* **Excerpted text**
%%

Term insurance is critical, but focus on your need rather than price alone
Life insurers and their intermediaries are exhorting their prospective customers to buy term insurance policies before March 31, to escape the impending premium hike in April.
“Reinsurers are revising their rates due to stress in the business. This will lead to an increase of around 20 per cent in term rates from April 1, depending on the company and the policy,” says Anilkumar Singh, Chief Actuarial Officer, Aditya Birla Sunlife Insurance.
Hike on the horizon
While some life insurers might raise premiums in April, others could do it after two months, but a hike seems certain. “If someone is looking to buy a term cover, the right time to buy is now. The increase could be in the range of 20-30 per cent, depending on the insurer. Those in the older age-groups could see a sharper increase,” says Mohit Garg, Head, Products, PNB Metlife.

%%

* **Some data**
%%

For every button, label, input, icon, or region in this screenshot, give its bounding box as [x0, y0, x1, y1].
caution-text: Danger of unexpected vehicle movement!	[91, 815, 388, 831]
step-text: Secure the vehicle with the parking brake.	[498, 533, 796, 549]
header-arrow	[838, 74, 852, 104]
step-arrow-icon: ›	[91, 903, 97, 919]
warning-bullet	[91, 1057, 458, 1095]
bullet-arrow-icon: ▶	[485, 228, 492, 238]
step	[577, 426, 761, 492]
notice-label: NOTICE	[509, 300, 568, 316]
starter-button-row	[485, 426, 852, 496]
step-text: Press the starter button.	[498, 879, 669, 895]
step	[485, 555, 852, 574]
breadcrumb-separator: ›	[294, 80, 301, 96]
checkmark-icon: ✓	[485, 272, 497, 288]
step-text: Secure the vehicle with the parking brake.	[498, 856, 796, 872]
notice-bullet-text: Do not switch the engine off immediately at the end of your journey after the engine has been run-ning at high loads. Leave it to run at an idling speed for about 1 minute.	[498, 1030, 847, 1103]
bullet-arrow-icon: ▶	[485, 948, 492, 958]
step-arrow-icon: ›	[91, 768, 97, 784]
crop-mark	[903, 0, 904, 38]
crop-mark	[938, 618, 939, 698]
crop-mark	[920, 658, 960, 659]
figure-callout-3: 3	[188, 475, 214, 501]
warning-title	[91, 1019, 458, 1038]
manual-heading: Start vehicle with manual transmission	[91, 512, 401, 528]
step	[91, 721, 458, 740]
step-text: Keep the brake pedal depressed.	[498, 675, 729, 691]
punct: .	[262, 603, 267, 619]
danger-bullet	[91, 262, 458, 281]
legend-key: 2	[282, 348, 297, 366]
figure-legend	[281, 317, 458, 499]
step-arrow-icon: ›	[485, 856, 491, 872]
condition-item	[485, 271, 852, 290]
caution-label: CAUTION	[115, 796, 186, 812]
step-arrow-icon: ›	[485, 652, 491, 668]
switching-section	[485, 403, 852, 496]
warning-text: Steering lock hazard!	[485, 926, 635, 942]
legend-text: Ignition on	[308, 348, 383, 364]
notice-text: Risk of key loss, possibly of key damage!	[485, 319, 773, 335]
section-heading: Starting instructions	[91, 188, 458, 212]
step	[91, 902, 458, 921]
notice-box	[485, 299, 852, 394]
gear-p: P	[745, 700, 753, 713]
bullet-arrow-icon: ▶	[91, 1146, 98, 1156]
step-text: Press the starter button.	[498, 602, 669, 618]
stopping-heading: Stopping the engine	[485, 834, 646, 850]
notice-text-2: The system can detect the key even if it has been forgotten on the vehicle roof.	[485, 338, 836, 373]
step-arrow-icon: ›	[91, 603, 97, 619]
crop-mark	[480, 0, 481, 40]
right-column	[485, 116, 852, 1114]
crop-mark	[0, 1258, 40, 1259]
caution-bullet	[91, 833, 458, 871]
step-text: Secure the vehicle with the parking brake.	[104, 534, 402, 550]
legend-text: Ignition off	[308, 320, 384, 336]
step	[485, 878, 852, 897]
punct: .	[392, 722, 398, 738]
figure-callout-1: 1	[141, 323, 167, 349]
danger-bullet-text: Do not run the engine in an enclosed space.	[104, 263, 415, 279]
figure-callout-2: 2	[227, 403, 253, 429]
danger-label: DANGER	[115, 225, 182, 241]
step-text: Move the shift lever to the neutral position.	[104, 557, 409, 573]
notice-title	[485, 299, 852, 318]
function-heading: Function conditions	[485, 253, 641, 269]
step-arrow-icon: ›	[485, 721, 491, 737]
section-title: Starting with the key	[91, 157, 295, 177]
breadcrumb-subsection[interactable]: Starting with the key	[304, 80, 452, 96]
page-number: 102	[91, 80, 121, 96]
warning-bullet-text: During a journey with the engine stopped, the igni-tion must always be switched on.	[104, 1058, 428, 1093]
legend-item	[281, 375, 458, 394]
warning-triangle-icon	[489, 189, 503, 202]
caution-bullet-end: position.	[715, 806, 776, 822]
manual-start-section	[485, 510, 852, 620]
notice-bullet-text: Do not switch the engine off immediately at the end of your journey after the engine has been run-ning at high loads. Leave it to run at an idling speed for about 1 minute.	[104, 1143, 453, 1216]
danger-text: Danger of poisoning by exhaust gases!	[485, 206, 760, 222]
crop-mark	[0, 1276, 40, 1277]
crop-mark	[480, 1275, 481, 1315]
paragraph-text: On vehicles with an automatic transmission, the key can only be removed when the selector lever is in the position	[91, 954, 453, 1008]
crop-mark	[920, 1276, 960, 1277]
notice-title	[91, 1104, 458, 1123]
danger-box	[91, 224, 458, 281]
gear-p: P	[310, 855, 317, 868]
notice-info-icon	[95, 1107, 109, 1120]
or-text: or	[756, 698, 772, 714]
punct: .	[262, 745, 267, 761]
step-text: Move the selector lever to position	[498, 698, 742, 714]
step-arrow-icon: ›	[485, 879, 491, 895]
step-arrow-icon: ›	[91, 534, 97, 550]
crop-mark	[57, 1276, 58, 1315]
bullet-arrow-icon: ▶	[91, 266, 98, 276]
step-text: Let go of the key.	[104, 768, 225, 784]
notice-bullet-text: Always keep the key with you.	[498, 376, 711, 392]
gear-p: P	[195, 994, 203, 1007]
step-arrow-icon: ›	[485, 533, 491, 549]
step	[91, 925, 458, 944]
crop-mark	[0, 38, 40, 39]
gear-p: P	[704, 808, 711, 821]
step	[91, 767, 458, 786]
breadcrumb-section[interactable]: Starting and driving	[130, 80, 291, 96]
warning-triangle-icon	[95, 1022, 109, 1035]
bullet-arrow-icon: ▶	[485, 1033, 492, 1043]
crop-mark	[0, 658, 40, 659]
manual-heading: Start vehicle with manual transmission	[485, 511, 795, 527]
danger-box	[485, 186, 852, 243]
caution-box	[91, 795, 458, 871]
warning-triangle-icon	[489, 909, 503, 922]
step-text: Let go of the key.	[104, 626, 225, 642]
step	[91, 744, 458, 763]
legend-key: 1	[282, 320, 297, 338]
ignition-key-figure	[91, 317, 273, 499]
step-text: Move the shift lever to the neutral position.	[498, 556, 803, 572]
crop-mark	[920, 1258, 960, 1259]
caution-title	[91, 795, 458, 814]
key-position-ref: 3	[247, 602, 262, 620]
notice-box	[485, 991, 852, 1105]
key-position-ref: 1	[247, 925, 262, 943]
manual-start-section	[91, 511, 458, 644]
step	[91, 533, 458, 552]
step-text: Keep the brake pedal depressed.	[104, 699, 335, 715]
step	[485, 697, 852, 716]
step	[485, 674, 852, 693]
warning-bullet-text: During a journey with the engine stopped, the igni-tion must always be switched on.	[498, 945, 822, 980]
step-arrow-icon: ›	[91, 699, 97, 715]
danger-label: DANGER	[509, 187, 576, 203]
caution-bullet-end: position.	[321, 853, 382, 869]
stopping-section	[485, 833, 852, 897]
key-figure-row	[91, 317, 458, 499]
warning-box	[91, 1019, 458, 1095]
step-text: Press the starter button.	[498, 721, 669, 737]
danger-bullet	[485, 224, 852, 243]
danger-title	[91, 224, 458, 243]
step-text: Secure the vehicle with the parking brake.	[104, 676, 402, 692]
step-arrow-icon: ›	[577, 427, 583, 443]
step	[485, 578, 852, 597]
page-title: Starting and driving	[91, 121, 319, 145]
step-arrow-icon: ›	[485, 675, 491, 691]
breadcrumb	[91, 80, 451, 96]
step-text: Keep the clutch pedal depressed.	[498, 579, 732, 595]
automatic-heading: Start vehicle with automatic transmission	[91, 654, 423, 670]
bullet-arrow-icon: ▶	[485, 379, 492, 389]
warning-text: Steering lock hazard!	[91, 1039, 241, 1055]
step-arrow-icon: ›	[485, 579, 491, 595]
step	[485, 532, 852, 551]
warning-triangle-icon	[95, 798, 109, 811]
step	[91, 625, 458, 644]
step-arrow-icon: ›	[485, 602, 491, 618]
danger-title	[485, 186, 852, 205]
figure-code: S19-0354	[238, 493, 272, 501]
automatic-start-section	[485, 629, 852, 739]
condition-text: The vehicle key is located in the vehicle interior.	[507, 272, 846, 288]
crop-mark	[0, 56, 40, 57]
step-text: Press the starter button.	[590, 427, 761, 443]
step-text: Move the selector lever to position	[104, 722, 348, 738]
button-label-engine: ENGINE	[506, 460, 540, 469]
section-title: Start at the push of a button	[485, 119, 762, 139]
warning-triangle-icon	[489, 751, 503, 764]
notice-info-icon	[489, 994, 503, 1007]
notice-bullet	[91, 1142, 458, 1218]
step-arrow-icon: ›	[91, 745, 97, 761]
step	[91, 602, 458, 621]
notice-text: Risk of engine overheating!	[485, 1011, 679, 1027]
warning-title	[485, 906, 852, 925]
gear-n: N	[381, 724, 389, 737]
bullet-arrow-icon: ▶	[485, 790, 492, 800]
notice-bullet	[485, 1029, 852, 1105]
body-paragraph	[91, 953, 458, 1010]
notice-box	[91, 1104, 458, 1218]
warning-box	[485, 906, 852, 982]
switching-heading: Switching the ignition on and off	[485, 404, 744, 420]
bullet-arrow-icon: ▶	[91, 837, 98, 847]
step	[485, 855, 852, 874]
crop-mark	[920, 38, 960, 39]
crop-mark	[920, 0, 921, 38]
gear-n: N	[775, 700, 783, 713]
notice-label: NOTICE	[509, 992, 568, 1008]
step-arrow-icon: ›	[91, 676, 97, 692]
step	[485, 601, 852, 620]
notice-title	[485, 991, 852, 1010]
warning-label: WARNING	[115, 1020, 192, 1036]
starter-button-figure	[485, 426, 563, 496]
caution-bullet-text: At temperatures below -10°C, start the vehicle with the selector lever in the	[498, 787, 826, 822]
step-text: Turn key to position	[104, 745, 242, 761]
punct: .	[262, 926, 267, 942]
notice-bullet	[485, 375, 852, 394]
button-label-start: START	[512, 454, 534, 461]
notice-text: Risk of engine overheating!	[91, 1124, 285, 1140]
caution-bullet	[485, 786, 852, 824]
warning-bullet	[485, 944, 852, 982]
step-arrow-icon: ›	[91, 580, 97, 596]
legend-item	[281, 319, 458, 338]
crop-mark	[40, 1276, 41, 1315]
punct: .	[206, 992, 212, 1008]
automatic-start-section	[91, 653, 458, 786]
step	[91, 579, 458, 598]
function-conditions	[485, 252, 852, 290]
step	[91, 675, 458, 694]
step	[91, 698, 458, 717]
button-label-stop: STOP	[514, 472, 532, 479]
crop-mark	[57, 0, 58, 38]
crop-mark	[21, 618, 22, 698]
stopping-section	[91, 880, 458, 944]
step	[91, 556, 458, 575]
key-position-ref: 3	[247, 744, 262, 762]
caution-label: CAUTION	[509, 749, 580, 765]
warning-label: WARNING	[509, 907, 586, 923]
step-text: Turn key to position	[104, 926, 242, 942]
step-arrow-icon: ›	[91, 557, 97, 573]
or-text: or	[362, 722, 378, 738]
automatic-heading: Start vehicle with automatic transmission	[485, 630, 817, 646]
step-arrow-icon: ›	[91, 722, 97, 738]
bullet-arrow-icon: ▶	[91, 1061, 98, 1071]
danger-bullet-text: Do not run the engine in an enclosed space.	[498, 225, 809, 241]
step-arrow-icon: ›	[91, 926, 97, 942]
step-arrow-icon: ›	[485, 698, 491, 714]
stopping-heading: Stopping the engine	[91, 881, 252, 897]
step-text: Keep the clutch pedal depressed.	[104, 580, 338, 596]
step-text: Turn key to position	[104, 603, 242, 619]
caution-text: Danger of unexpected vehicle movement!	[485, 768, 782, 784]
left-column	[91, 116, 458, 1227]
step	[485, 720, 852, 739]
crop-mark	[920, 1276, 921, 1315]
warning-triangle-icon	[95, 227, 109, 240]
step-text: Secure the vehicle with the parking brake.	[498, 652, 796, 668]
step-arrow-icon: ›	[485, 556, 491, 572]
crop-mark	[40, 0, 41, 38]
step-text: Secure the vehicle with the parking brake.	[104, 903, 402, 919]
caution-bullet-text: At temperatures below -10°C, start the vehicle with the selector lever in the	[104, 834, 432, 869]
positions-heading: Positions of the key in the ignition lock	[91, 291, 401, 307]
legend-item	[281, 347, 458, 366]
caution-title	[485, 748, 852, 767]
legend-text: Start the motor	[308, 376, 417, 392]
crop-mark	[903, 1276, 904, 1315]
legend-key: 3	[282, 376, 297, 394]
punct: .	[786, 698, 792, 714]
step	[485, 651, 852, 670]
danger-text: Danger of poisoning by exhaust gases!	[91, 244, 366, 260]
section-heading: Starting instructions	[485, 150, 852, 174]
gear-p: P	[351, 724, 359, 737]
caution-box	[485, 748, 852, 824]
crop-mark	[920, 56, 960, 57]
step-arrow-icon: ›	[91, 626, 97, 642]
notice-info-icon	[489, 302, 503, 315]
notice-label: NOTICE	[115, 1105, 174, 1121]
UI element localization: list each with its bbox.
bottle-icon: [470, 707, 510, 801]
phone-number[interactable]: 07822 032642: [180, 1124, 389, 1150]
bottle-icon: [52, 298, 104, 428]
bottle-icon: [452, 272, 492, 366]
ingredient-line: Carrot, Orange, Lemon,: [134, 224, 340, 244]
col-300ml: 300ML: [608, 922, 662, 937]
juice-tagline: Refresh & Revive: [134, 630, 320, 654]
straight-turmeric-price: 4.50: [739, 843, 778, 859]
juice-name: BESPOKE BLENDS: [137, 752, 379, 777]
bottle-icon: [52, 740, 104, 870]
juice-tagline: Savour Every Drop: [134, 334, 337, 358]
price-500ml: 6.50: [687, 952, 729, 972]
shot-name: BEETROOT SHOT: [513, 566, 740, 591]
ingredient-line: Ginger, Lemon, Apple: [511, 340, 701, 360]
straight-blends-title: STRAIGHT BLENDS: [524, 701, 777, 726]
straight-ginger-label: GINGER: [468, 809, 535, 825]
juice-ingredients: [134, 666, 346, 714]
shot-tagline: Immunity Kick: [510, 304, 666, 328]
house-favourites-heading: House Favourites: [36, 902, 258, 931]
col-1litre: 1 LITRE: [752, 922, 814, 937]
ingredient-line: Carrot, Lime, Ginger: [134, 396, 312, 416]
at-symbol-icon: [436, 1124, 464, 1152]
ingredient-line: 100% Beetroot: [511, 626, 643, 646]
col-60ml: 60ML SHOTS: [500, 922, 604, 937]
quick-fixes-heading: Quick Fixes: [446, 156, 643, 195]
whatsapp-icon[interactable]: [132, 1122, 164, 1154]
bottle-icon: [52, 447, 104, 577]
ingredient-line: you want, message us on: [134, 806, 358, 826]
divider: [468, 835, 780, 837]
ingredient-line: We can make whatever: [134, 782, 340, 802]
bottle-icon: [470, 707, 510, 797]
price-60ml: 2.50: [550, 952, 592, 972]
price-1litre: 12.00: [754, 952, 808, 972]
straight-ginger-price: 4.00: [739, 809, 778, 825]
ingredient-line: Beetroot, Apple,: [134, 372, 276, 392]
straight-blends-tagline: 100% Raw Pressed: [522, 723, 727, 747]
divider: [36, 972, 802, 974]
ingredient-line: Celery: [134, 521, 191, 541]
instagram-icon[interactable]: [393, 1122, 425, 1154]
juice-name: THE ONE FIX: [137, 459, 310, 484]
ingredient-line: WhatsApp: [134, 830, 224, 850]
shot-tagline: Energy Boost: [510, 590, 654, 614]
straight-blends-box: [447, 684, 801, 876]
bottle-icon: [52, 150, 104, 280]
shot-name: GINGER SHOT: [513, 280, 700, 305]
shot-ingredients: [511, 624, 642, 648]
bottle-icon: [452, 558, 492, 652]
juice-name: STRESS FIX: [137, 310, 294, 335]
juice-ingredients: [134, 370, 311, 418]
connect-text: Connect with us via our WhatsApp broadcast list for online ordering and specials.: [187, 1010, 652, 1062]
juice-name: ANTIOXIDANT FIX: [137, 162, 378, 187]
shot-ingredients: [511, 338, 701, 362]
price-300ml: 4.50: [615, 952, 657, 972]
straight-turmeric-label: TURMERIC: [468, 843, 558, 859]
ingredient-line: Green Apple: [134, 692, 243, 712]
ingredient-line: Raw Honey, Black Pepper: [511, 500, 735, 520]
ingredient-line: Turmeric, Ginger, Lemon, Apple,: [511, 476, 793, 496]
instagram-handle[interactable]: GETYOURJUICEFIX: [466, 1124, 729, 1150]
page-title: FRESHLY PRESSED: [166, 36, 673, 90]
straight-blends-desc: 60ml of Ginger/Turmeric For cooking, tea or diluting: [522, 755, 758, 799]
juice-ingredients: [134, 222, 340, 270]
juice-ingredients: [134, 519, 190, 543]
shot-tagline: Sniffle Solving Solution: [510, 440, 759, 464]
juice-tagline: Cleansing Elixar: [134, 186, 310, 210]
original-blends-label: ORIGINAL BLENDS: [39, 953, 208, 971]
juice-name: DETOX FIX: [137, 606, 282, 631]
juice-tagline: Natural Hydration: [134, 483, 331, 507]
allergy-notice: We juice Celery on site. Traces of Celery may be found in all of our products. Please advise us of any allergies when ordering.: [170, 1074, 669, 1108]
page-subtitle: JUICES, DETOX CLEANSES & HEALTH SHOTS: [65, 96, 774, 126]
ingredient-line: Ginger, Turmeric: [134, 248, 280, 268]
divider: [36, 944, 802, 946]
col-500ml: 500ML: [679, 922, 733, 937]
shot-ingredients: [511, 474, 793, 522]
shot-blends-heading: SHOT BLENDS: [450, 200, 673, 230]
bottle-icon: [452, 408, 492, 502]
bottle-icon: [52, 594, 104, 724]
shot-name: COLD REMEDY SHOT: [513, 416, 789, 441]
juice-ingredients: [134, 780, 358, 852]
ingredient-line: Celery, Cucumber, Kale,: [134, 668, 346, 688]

%%

Reproduce verbatim everything in the term insurance article from "Term insurance is" down to "hike in April.". The data plays no role here.

* **The result**
Term insurance is critical, but focus on your need rather than price alone
Life insurers and their intermediaries are exhorting their prospective customers to buy term insurance policies before March 31, to escape the impending premium hike in April.